> STORED DATA:
####
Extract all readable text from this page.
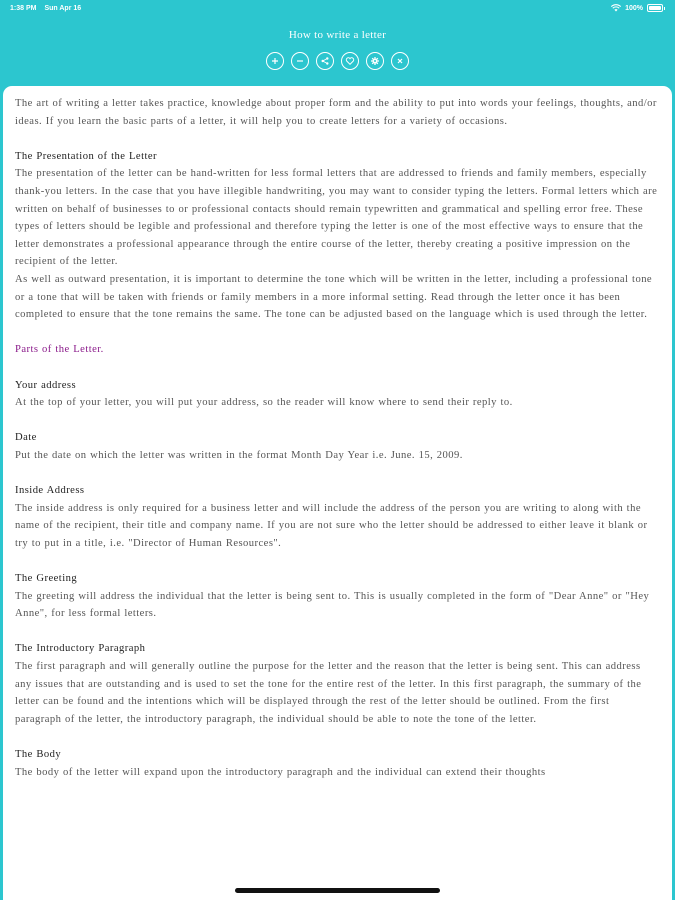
1:38 PM Sun Apr 16	100%
How to write a letter

The art of writing a letter takes practice, knowledge about proper form and the ability to put into words your feelings, thoughts, and/or ideas. If you learn the basic parts of a letter, it will help you to create letters for a variety of occasions.

The Presentation of the Letter

The presentation of the letter can be hand-written for less formal letters that are addressed to friends and family members, especially thank-you letters. In the case that you have illegible handwriting, you may want to consider typing the letters. Formal letters which are written on behalf of businesses to or professional contacts should remain typewritten and grammatical and spelling error free. These types of letters should be legible and professional and therefore typing the letter is one of the most effective ways to ensure that the letter demonstrates a professional appearance through the entire course of the letter, thereby creating a positive impression on the recipient of the letter.

As well as outward presentation, it is important to determine the tone which will be written in the letter, including a professional tone or a tone that will be taken with friends or family members in a more informal setting. Read through the letter once it has been completed to ensure that the tone remains the same. The tone can be adjusted based on the language which is used through the letter.

Parts of the Letter.

Your address

At the top of your letter, you will put your address, so the reader will know where to send their reply to.

Date

Put the date on which the letter was written in the format Month Day Year i.e. June. 15, 2009.

Inside Address

The inside address is only required for a business letter and will include the address of the person you are writing to along with the name of the recipient, their title and company name. If you are not sure who the letter should be addressed to either leave it blank or try to put in a title, i.e. "Director of Human Resources".

The Greeting

The greeting will address the individual that the letter is being sent to. This is usually completed in the form of "Dear Anne" or "Hey Anne", for less formal letters.

The Introductory Paragraph

The first paragraph and will generally outline the purpose for the letter and the reason that the letter is being sent. This can address any issues that are outstanding and is used to set the tone for the entire rest of the letter. In this first paragraph, the summary of the letter can be found and the intentions which will be displayed through the rest of the letter should be outlined. From the first paragraph of the letter, the introductory paragraph, the individual should be able to note the tone of the letter.

The Body

The body of the letter will expand upon the introductory paragraph and the individual can extend their thoughts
####
> EXERCISE BRIEF: The data should be printed again unchanged; leave its pictures out.

> FULL ANSWER:
Extract all readable text from this page.
1:38 PM Sun Apr 16	100%
How to write a letter

The art of writing a letter takes practice, knowledge about proper form and the ability to put into words your feelings, thoughts, and/or ideas. If you learn the basic parts of a letter, it will help you to create letters for a variety of occasions.

The Presentation of the Letter

The presentation of the letter can be hand-written for less formal letters that are addressed to friends and family members, especially thank-you letters. In the case that you have illegible handwriting, you may want to consider typing the letters. Formal letters which are written on behalf of businesses to or professional contacts should remain typewritten and grammatical and spelling error free. These types of letters should be legible and professional and therefore typing the letter is one of the most effective ways to ensure that the letter demonstrates a professional appearance through the entire course of the letter, thereby creating a positive impression on the recipient of the letter.

As well as outward presentation, it is important to determine the tone which will be written in the letter, including a professional tone or a tone that will be taken with friends or family members in a more informal setting. Read through the letter once it has been completed to ensure that the tone remains the same. The tone can be adjusted based on the language which is used through the letter.

Parts of the Letter.

Your address

At the top of your letter, you will put your address, so the reader will know where to send their reply to.

Date

Put the date on which the letter was written in the format Month Day Year i.e. June. 15, 2009.

Inside Address

The inside address is only required for a business letter and will include the address of the person you are writing to along with the name of the recipient, their title and company name. If you are not sure who the letter should be addressed to either leave it blank or try to put in a title, i.e. "Director of Human Resources".

The Greeting

The greeting will address the individual that the letter is being sent to. This is usually completed in the form of "Dear Anne" or "Hey Anne", for less formal letters.

The Introductory Paragraph

The first paragraph and will generally outline the purpose for the letter and the reason that the letter is being sent. This can address any issues that are outstanding and is used to set the tone for the entire rest of the letter. In this first paragraph, the summary of the letter can be found and the intentions which will be displayed through the rest of the letter should be outlined. From the first paragraph of the letter, the introductory paragraph, the individual should be able to note the tone of the letter.

The Body

The body of the letter will expand upon the introductory paragraph and the individual can extend their thoughts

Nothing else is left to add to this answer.